> WHAT THE EXERCISE ASKS
Reproduce the complete listing without any deviation.

> DATA PROVIDED
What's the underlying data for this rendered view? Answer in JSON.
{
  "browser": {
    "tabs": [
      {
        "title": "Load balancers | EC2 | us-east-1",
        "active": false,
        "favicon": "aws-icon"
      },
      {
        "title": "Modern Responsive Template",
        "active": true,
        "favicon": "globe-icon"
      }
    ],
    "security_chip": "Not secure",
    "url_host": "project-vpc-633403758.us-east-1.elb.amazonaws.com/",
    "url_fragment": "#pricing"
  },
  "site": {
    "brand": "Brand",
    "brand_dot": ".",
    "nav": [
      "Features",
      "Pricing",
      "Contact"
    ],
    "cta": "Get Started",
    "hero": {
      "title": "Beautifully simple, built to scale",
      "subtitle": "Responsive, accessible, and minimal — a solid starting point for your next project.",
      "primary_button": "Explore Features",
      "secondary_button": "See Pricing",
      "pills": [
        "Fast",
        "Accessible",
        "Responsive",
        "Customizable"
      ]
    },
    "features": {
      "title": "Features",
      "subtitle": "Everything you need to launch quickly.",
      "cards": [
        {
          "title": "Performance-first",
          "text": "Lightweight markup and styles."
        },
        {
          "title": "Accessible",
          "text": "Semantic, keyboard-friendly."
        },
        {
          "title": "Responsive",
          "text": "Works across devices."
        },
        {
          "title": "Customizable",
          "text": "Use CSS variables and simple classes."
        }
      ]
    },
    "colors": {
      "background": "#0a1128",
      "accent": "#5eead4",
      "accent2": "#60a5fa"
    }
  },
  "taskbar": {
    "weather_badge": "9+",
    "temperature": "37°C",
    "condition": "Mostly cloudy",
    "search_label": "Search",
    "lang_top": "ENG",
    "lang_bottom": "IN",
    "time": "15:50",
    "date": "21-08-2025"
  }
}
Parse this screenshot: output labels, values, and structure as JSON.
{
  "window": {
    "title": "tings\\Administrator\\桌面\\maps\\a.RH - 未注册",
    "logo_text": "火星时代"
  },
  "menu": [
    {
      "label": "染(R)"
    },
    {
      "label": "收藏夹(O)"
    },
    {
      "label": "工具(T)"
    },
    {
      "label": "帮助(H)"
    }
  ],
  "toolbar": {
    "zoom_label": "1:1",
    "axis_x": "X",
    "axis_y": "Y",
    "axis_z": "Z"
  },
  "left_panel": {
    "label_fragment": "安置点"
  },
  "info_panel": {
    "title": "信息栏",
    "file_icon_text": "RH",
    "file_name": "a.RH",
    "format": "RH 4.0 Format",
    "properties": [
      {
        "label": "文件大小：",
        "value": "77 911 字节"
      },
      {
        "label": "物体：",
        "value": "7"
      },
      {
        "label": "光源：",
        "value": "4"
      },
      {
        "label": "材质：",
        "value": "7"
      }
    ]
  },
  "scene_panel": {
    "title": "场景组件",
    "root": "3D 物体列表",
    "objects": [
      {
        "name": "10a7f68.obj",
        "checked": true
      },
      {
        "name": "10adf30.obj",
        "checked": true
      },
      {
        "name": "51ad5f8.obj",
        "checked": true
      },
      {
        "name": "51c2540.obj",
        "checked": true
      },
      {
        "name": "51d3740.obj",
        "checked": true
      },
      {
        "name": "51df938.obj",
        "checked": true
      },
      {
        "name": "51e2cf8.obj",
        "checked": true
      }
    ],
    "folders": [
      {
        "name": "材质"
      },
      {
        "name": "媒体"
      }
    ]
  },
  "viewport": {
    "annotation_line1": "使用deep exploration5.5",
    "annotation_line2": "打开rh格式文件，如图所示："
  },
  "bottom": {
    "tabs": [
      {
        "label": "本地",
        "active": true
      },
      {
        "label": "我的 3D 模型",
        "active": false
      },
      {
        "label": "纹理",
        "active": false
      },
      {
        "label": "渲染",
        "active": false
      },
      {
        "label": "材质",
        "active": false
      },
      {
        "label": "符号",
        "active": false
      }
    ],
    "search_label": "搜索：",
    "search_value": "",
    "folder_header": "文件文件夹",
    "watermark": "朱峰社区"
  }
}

> SOLUTION TO THIS PROBLEM
What's the underlying data for this rendered view? Answer in JSON.
{
  "browser": {
    "tabs": [
      {
        "title": "Load balancers | EC2 | us-east-1",
        "active": false,
        "favicon": "aws-icon"
      },
      {
        "title": "Modern Responsive Template",
        "active": true,
        "favicon": "globe-icon"
      }
    ],
    "security_chip": "Not secure",
    "url_host": "project-vpc-633403758.us-east-1.elb.amazonaws.com/",
    "url_fragment": "#pricing"
  },
  "site": {
    "brand": "Brand",
    "brand_dot": ".",
    "nav": [
      "Features",
      "Pricing",
      "Contact"
    ],
    "cta": "Get Started",
    "hero": {
      "title": "Beautifully simple, built to scale",
      "subtitle": "Responsive, accessible, and minimal — a solid starting point for your next project.",
      "primary_button": "Explore Features",
      "secondary_button": "See Pricing",
      "pills": [
        "Fast",
        "Accessible",
        "Responsive",
        "Customizable"
      ]
    },
    "features": {
      "title": "Features",
      "subtitle": "Everything you need to launch quickly.",
      "cards": [
        {
          "title": "Performance-first",
          "text": "Lightweight markup and styles."
        },
        {
          "title": "Accessible",
          "text": "Semantic, keyboard-friendly."
        },
        {
          "title": "Responsive",
          "text": "Works across devices."
        },
        {
          "title": "Customizable",
          "text": "Use CSS variables and simple classes."
        }
      ]
    },
    "colors": {
      "background": "#0a1128",
      "accent": "#5eead4",
      "accent2": "#60a5fa"
    }
  },
  "taskbar": {
    "weather_badge": "9+",
    "temperature": "37°C",
    "condition": "Mostly cloudy",
    "search_label": "Search",
    "lang_top": "ENG",
    "lang_bottom": "IN",
    "time": "15:50",
    "date": "21-08-2025"
  }
}
Parse this screenshot: output labels, values, and structure as JSON.
{
  "window": {
    "title": "tings\\Administrator\\桌面\\maps\\a.RH - 未注册",
    "logo_text": "火星时代"
  },
  "menu": [
    {
      "label": "染(R)"
    },
    {
      "label": "收藏夹(O)"
    },
    {
      "label": "工具(T)"
    },
    {
      "label": "帮助(H)"
    }
  ],
  "toolbar": {
    "zoom_label": "1:1",
    "axis_x": "X",
    "axis_y": "Y",
    "axis_z": "Z"
  },
  "left_panel": {
    "label_fragment": "安置点"
  },
  "info_panel": {
    "title": "信息栏",
    "file_icon_text": "RH",
    "file_name": "a.RH",
    "format": "RH 4.0 Format",
    "properties": [
      {
        "label": "文件大小：",
        "value": "77 911 字节"
      },
      {
        "label": "物体：",
        "value": "7"
      },
      {
        "label": "光源：",
        "value": "4"
      },
      {
        "label": "材质：",
        "value": "7"
      }
    ]
  },
  "scene_panel": {
    "title": "场景组件",
    "root": "3D 物体列表",
    "objects": [
      {
        "name": "10a7f68.obj",
        "checked": true
      },
      {
        "name": "10adf30.obj",
        "checked": true
      },
      {
        "name": "51ad5f8.obj",
        "checked": true
      },
      {
        "name": "51c2540.obj",
        "checked": true
      },
      {
        "name": "51d3740.obj",
        "checked": true
      },
      {
        "name": "51df938.obj",
        "checked": true
      },
      {
        "name": "51e2cf8.obj",
        "checked": true
      }
    ],
    "folders": [
      {
        "name": "材质"
      },
      {
        "name": "媒体"
      }
    ]
  },
  "viewport": {
    "annotation_line1": "使用deep exploration5.5",
    "annotation_line2": "打开rh格式文件，如图所示："
  },
  "bottom": {
    "tabs": [
      {
        "label": "本地",
        "active": true
      },
      {
        "label": "我的 3D 模型",
        "active": false
      },
      {
        "label": "纹理",
        "active": false
      },
      {
        "label": "渲染",
        "active": false
      },
      {
        "label": "材质",
        "active": false
      },
      {
        "label": "符号",
        "active": false
      }
    ],
    "search_label": "搜索：",
    "search_value": "",
    "folder_header": "文件文件夹",
    "watermark": "朱峰社区"
  }
}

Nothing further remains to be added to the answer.